Without including any pictures, copy each entry below exactly.

[Stored records]

◆ ◆ ◆ ◆

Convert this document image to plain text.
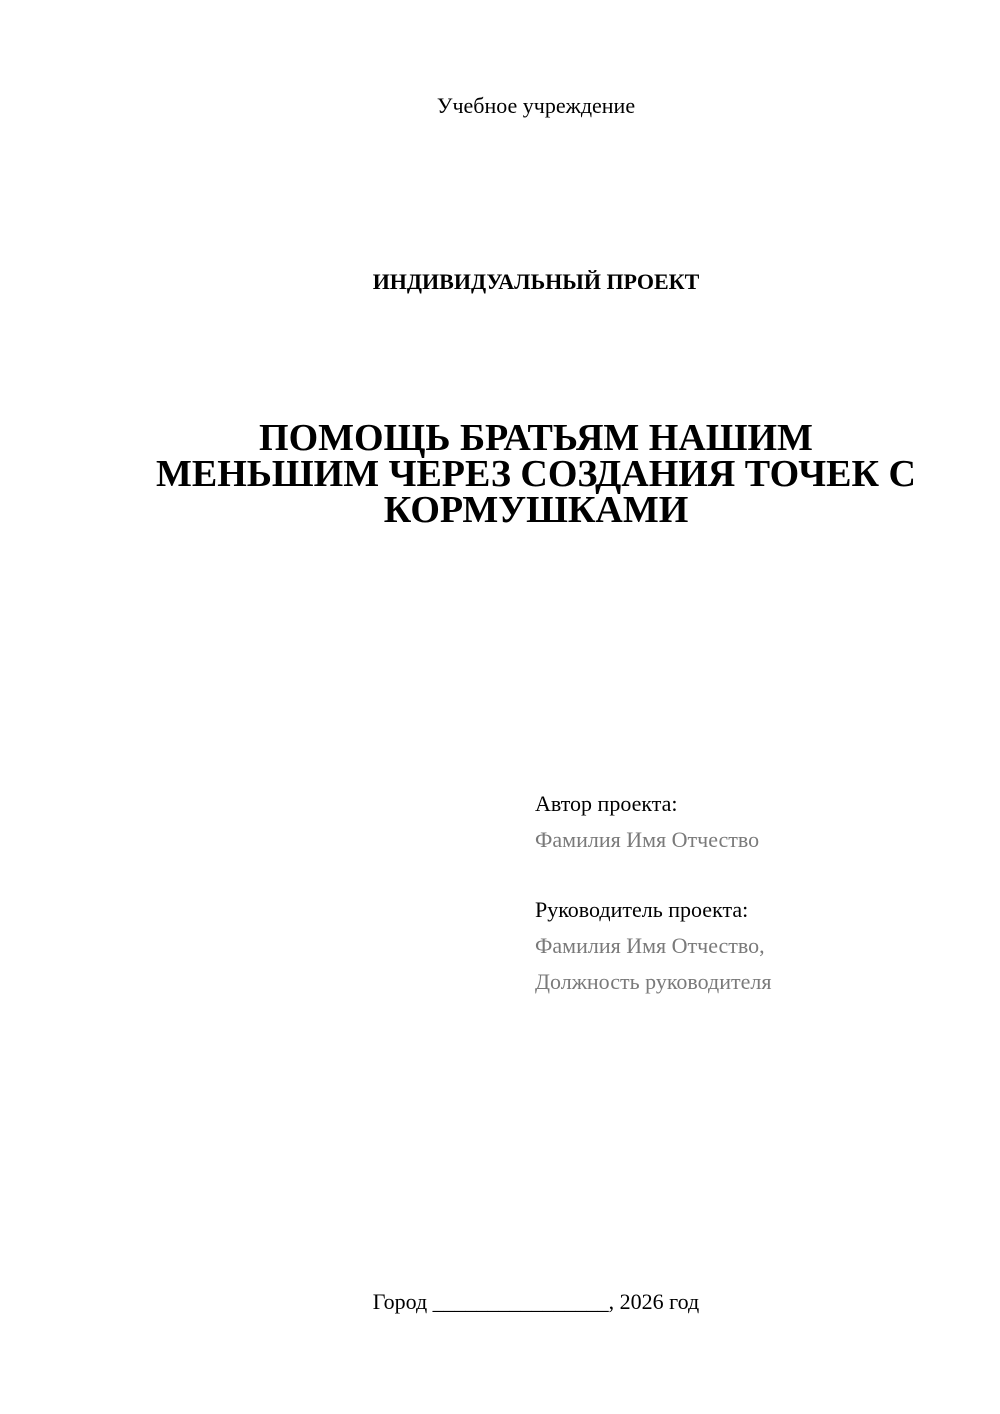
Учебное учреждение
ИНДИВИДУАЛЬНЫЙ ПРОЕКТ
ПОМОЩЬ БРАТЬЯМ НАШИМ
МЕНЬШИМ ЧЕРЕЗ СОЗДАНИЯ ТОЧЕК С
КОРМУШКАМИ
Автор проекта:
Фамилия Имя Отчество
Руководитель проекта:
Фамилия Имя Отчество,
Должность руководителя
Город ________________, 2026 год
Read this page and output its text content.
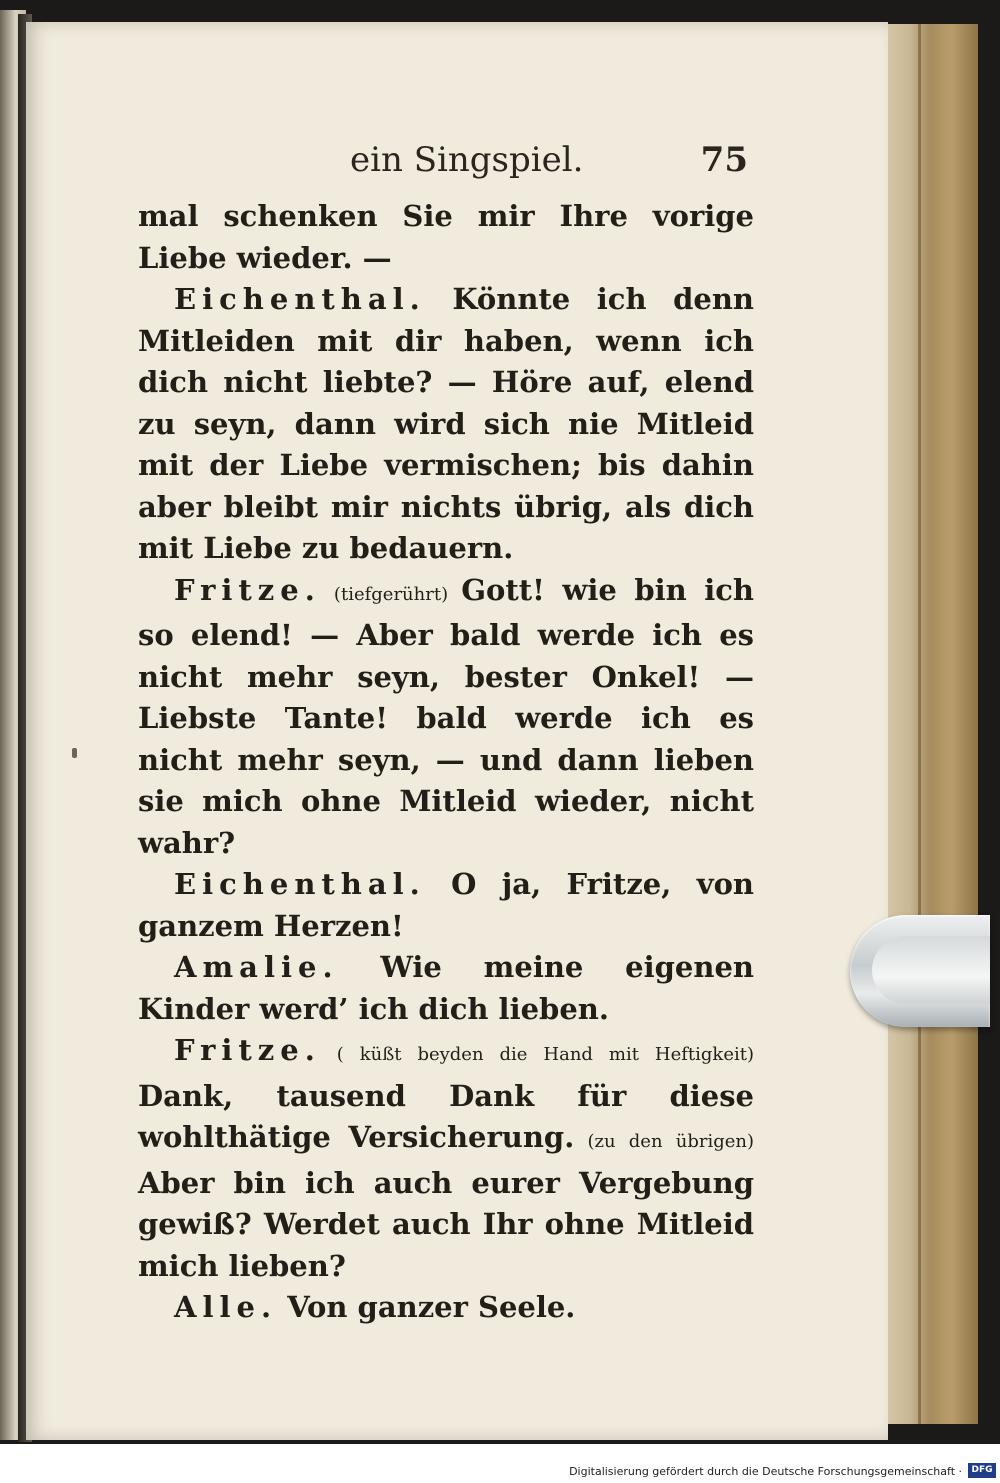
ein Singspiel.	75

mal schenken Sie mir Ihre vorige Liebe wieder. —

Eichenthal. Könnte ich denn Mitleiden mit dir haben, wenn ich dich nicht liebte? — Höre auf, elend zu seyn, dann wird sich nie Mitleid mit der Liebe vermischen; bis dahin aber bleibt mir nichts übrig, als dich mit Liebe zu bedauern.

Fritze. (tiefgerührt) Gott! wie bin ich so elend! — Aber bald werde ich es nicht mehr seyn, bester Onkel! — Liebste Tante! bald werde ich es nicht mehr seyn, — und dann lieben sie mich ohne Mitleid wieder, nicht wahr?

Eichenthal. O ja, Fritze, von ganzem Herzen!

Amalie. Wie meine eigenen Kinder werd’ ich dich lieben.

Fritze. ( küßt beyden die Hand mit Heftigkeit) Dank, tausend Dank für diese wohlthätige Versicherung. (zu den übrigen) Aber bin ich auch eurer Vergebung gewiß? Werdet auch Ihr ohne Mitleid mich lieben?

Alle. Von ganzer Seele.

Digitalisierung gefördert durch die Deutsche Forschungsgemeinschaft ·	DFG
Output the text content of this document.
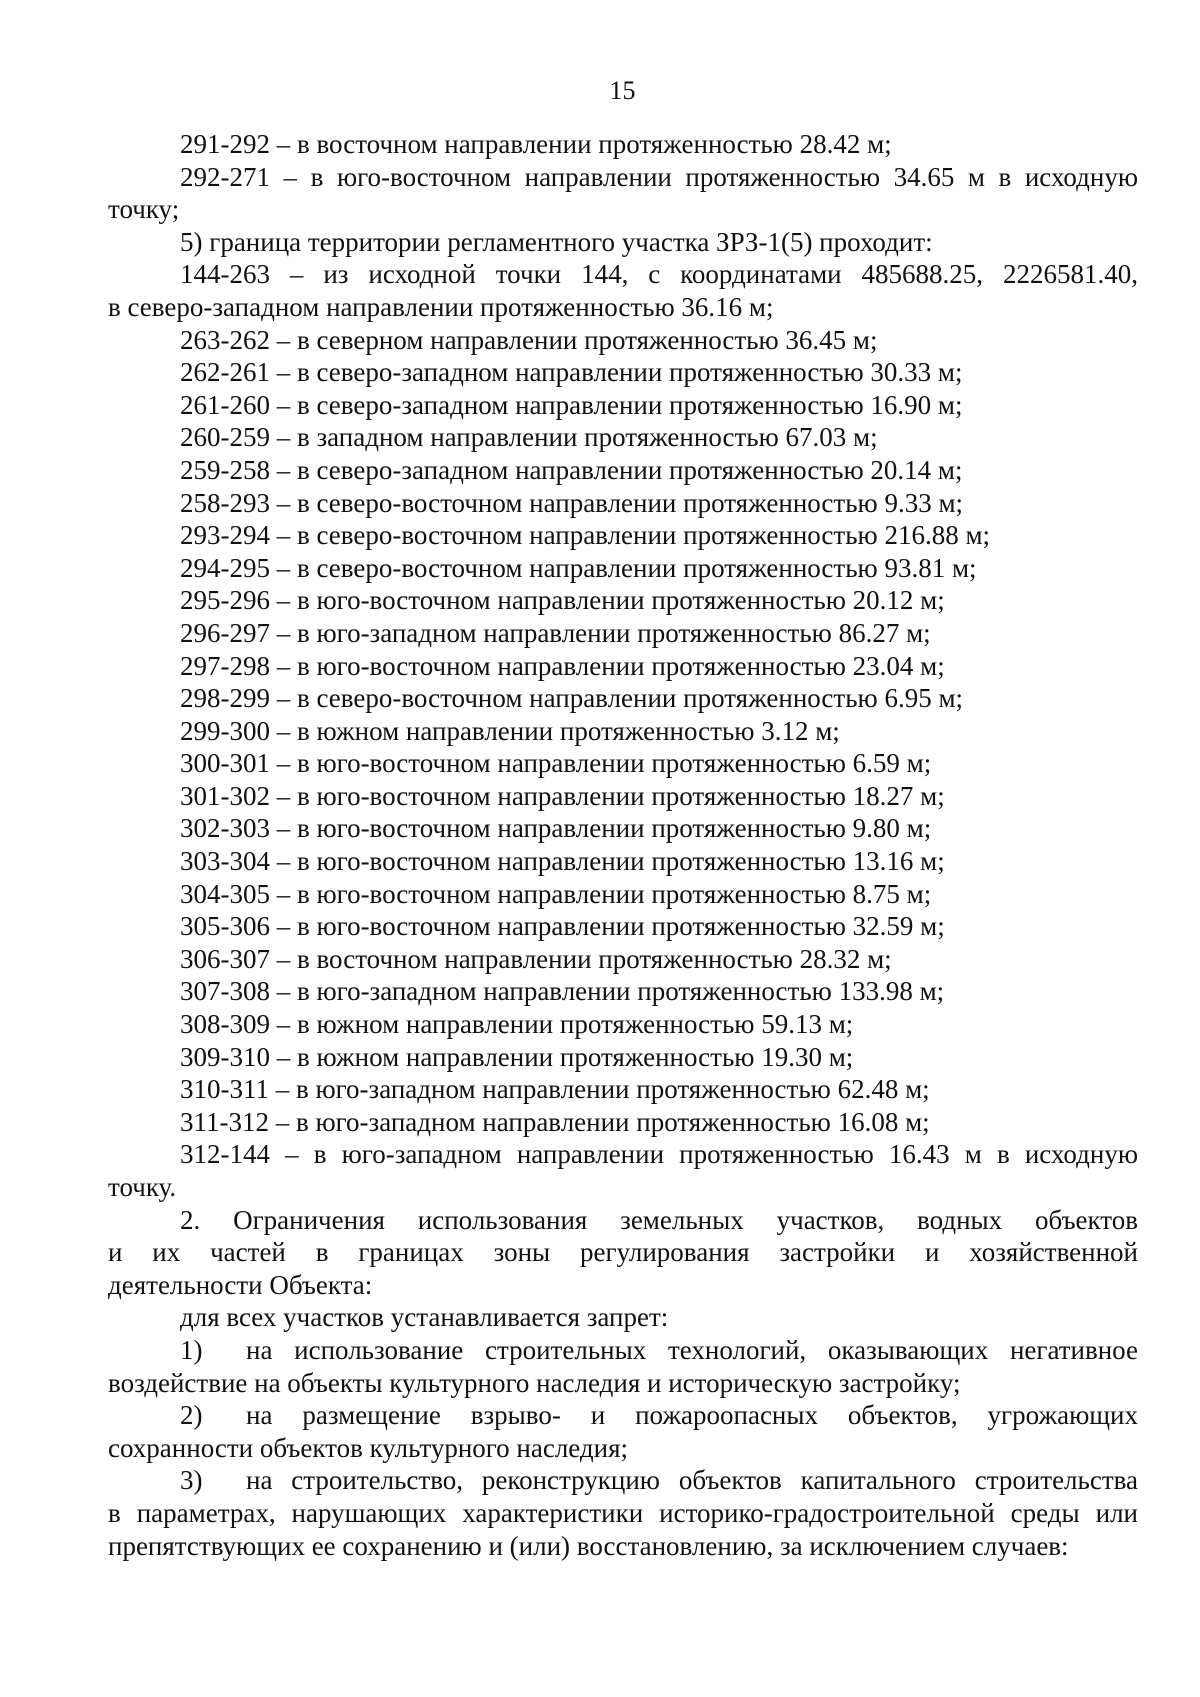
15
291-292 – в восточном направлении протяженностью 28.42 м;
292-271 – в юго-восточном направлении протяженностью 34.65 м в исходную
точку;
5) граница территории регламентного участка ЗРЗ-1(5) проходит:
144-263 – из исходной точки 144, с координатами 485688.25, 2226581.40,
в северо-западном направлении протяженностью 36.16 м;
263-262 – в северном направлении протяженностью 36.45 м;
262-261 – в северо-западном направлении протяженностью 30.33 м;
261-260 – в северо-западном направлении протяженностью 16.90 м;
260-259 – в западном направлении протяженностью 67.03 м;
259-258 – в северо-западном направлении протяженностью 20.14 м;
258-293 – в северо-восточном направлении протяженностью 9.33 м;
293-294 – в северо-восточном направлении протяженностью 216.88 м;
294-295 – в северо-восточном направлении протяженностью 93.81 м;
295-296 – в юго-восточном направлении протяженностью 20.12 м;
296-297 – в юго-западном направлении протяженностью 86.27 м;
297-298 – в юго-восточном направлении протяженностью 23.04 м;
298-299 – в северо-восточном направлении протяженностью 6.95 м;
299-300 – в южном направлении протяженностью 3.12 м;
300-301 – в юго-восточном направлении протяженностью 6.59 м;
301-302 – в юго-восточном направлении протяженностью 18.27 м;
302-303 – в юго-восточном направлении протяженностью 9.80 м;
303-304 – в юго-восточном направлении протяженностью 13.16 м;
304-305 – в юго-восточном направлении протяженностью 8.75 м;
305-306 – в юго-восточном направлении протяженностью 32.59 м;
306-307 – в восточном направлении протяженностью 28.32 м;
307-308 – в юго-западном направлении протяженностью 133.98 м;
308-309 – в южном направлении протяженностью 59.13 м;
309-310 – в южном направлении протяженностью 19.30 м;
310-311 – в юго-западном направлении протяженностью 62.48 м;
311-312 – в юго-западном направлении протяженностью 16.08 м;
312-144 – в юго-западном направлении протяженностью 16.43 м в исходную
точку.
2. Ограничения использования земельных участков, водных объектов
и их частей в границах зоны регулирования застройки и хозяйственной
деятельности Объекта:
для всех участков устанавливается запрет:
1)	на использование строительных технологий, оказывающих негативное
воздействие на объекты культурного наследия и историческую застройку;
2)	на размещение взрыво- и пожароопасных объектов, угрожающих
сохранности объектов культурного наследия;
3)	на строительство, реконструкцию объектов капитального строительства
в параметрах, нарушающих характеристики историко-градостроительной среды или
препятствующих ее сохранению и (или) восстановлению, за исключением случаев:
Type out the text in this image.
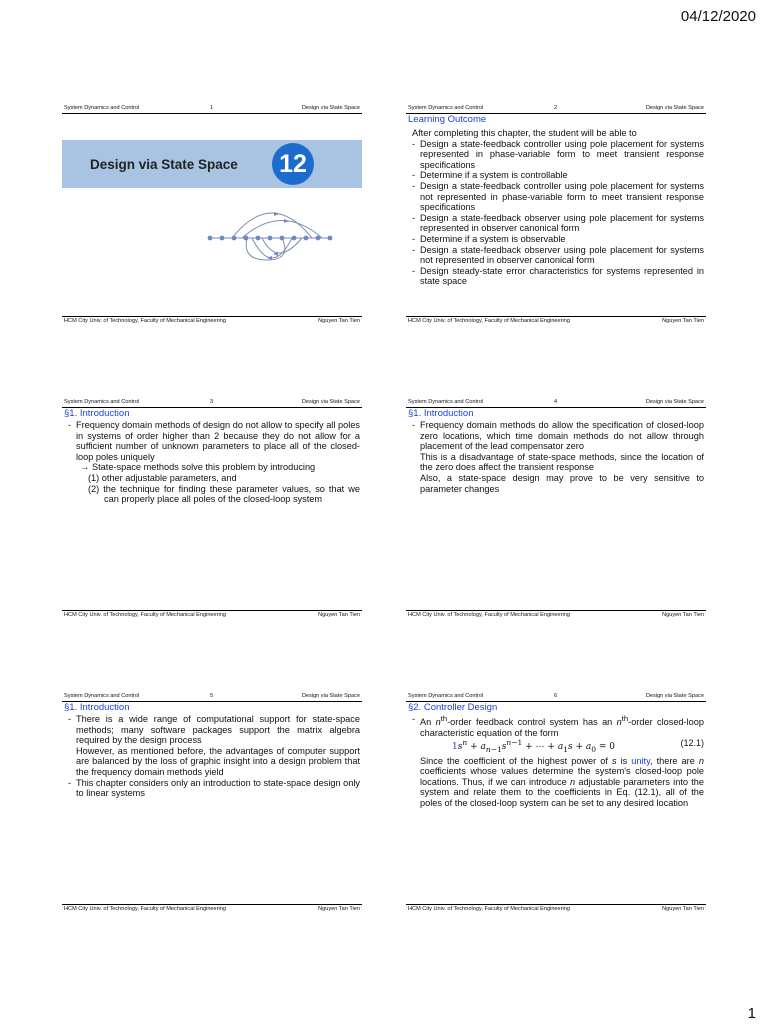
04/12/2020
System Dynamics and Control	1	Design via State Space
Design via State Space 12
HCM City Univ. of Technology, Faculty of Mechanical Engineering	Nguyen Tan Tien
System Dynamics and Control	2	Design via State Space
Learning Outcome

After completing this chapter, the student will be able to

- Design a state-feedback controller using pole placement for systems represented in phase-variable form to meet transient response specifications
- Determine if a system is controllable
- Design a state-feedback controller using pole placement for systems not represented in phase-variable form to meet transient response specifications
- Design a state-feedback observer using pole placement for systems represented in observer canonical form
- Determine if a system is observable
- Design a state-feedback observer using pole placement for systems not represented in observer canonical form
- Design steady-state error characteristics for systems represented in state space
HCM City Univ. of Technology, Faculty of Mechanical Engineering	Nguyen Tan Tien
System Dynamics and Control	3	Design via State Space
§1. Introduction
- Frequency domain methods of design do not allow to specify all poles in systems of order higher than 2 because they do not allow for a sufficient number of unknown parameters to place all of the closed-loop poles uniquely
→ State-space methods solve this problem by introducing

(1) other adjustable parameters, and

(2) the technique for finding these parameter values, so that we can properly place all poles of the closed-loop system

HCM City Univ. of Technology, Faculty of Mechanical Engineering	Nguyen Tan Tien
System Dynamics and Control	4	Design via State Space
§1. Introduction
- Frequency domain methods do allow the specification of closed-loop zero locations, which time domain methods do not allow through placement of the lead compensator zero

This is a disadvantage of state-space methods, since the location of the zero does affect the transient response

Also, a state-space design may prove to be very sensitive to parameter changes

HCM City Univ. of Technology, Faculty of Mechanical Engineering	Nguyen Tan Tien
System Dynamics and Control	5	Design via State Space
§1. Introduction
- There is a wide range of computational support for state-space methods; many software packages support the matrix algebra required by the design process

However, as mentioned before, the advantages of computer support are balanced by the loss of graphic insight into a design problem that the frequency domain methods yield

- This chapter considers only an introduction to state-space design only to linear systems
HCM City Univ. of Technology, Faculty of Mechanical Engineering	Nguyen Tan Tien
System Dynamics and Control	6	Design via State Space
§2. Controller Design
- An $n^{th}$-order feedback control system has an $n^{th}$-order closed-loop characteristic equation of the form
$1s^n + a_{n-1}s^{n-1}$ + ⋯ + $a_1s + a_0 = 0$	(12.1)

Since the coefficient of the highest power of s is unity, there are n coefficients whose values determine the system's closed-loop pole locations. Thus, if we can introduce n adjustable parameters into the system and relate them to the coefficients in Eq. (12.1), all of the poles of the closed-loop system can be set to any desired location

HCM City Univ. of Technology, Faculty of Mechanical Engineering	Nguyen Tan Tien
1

◆ ◆ ◆ ◆

§ **In response**
Convert this document image to plain text.
Учебное учреждение
ИНДИВИДУАЛЬНЫЙ ПРОЕКТ
ПОМОЩЬ БРАТЬЯМ НАШИМ
МЕНЬШИМ ЧЕРЕЗ СОЗДАНИЯ ТОЧЕК С
КОРМУШКАМИ
Автор проекта:
Фамилия Имя Отчество
Руководитель проекта:
Фамилия Имя Отчество,
Должность руководителя
Город ________________, 2026 год
Read this page and output its text content.
ein Singspiel.	75

mal schenken Sie mir Ihre vorige Liebe wieder. —

Eichenthal. Könnte ich denn Mitleiden mit dir haben, wenn ich dich nicht liebte? — Höre auf, elend zu seyn, dann wird sich nie Mitleid mit der Liebe vermischen; bis dahin aber bleibt mir nichts übrig, als dich mit Liebe zu bedauern.

Fritze. (tiefgerührt) Gott! wie bin ich so elend! — Aber bald werde ich es nicht mehr seyn, bester Onkel! — Liebste Tante! bald werde ich es nicht mehr seyn, — und dann lieben sie mich ohne Mitleid wieder, nicht wahr?

Eichenthal. O ja, Fritze, von ganzem Herzen!

Amalie. Wie meine eigenen Kinder werd’ ich dich lieben.

Fritze. ( küßt beyden die Hand mit Heftigkeit) Dank, tausend Dank für diese wohlthätige Versicherung. (zu den übrigen) Aber bin ich auch eurer Vergebung gewiß? Werdet auch Ihr ohne Mitleid mich lieben?

Alle. Von ganzer Seele.

Digitalisierung gefördert durch die Deutsche Forschungsgemeinschaft ·	DFG
Output the text content of this document.
15
291-292 – в восточном направлении протяженностью 28.42 м;
292-271 – в юго-восточном направлении протяженностью 34.65 м в исходную
точку;
5) граница территории регламентного участка ЗРЗ-1(5) проходит:
144-263 – из исходной точки 144, с координатами 485688.25, 2226581.40,
в северо-западном направлении протяженностью 36.16 м;
263-262 – в северном направлении протяженностью 36.45 м;
262-261 – в северо-западном направлении протяженностью 30.33 м;
261-260 – в северо-западном направлении протяженностью 16.90 м;
260-259 – в западном направлении протяженностью 67.03 м;
259-258 – в северо-западном направлении протяженностью 20.14 м;
258-293 – в северо-восточном направлении протяженностью 9.33 м;
293-294 – в северо-восточном направлении протяженностью 216.88 м;
294-295 – в северо-восточном направлении протяженностью 93.81 м;
295-296 – в юго-восточном направлении протяженностью 20.12 м;
296-297 – в юго-западном направлении протяженностью 86.27 м;
297-298 – в юго-восточном направлении протяженностью 23.04 м;
298-299 – в северо-восточном направлении протяженностью 6.95 м;
299-300 – в южном направлении протяженностью 3.12 м;
300-301 – в юго-восточном направлении протяженностью 6.59 м;
301-302 – в юго-восточном направлении протяженностью 18.27 м;
302-303 – в юго-восточном направлении протяженностью 9.80 м;
303-304 – в юго-восточном направлении протяженностью 13.16 м;
304-305 – в юго-восточном направлении протяженностью 8.75 м;
305-306 – в юго-восточном направлении протяженностью 32.59 м;
306-307 – в восточном направлении протяженностью 28.32 м;
307-308 – в юго-западном направлении протяженностью 133.98 м;
308-309 – в южном направлении протяженностью 59.13 м;
309-310 – в южном направлении протяженностью 19.30 м;
310-311 – в юго-западном направлении протяженностью 62.48 м;
311-312 – в юго-западном направлении протяженностью 16.08 м;
312-144 – в юго-западном направлении протяженностью 16.43 м в исходную
точку.
2. Ограничения использования земельных участков, водных объектов
и их частей в границах зоны регулирования застройки и хозяйственной
деятельности Объекта:
для всех участков устанавливается запрет:
1)	на использование строительных технологий, оказывающих негативное
воздействие на объекты культурного наследия и историческую застройку;
2)	на размещение взрыво- и пожароопасных объектов, угрожающих
сохранности объектов культурного наследия;
3)	на строительство, реконструкцию объектов капитального строительства
в параметрах, нарушающих характеристики историко-градостроительной среды или
препятствующих ее сохранению и (или) восстановлению, за исключением случаев:
Type out the text in this image.
04/12/2020
System Dynamics and Control	1	Design via State Space
Design via State Space 12
HCM City Univ. of Technology, Faculty of Mechanical Engineering	Nguyen Tan Tien
System Dynamics and Control	2	Design via State Space
Learning Outcome

After completing this chapter, the student will be able to

- Design a state-feedback controller using pole placement for systems represented in phase-variable form to meet transient response specifications
- Determine if a system is controllable
- Design a state-feedback controller using pole placement for systems not represented in phase-variable form to meet transient response specifications
- Design a state-feedback observer using pole placement for systems represented in observer canonical form
- Determine if a system is observable
- Design a state-feedback observer using pole placement for systems not represented in observer canonical form
- Design steady-state error characteristics for systems represented in state space
HCM City Univ. of Technology, Faculty of Mechanical Engineering	Nguyen Tan Tien
System Dynamics and Control	3	Design via State Space
§1. Introduction
- Frequency domain methods of design do not allow to specify all poles in systems of order higher than 2 because they do not allow for a sufficient number of unknown parameters to place all of the closed-loop poles uniquely
→ State-space methods solve this problem by introducing

(1) other adjustable parameters, and

(2) the technique for finding these parameter values, so that we can properly place all poles of the closed-loop system

HCM City Univ. of Technology, Faculty of Mechanical Engineering	Nguyen Tan Tien
System Dynamics and Control	4	Design via State Space
§1. Introduction
- Frequency domain methods do allow the specification of closed-loop zero locations, which time domain methods do not allow through placement of the lead compensator zero

This is a disadvantage of state-space methods, since the location of the zero does affect the transient response

Also, a state-space design may prove to be very sensitive to parameter changes

HCM City Univ. of Technology, Faculty of Mechanical Engineering	Nguyen Tan Tien
System Dynamics and Control	5	Design via State Space
§1. Introduction
- There is a wide range of computational support for state-space methods; many software packages support the matrix algebra required by the design process

However, as mentioned before, the advantages of computer support are balanced by the loss of graphic insight into a design problem that the frequency domain methods yield

- This chapter considers only an introduction to state-space design only to linear systems
HCM City Univ. of Technology, Faculty of Mechanical Engineering	Nguyen Tan Tien
System Dynamics and Control	6	Design via State Space
§2. Controller Design
- An $n^{th}$-order feedback control system has an $n^{th}$-order closed-loop characteristic equation of the form
$1s^n + a_{n-1}s^{n-1}$ + ⋯ + $a_1s + a_0 = 0$	(12.1)

Since the coefficient of the highest power of s is unity, there are n coefficients whose values determine the system's closed-loop pole locations. Thus, if we can introduce n adjustable parameters into the system and relate them to the coefficients in Eq. (12.1), all of the poles of the closed-loop system can be set to any desired location

HCM City Univ. of Technology, Faculty of Mechanical Engineering	Nguyen Tan Tien
1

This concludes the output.